» **Given exercise**
Collect all lines from the records below that include the word "ATICO".

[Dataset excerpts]

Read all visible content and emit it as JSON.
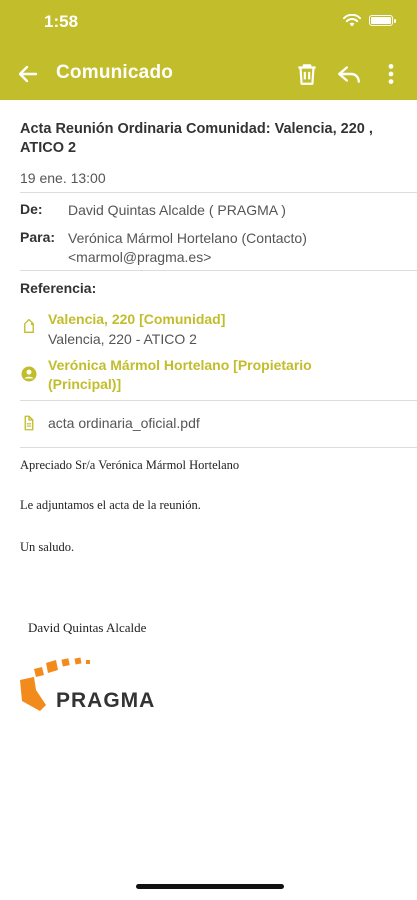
{
  "status_bar": {
    "time": "1:58"
  },
  "toolbar": {
    "title": "Comunicado"
  },
  "message": {
    "subject": "Acta Reunión Ordinaria Comunidad: Valencia, 220 , ATICO 2",
    "date": "19 ene. 13:00",
    "from_label": "De:",
    "from_value": "David Quintas Alcalde ( PRAGMA )",
    "to_label": "Para:",
    "to_value": "Verónica Mármol Hortelano (Contacto) <marmol@pragma.es>",
    "reference_label": "Referencia:",
    "references": [
      {
        "title": "Valencia, 220 [Comunidad]",
        "subtitle": "Valencia, 220 - ATICO 2",
        "icon": "tag-icon"
      },
      {
        "title": "Verónica Mármol Hortelano [Propietario (Principal)]",
        "subtitle": "",
        "icon": "person-icon"
      }
    ],
    "attachment": {
      "name": "acta ordinaria_oficial.pdf",
      "icon": "attachment-icon"
    },
    "body": {
      "greeting": "Apreciado Sr/a Verónica Mármol Hortelano",
      "line1": "Le adjuntamos el acta de la reunión.",
      "closing": "Un saludo.",
      "signature": "David Quintas Alcalde"
    },
    "logo_text": "PRAGMA"
  },
  "colors": {
    "accent": "#c2bd2b",
    "logo_orange": "#f28a1c"
  }
}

» **Result of the task**
    "subject": "Acta Reunión Ordinaria Comunidad: Valencia, 220 , ATICO 2",
        "subtitle": "Valencia, 220 - ATICO 2",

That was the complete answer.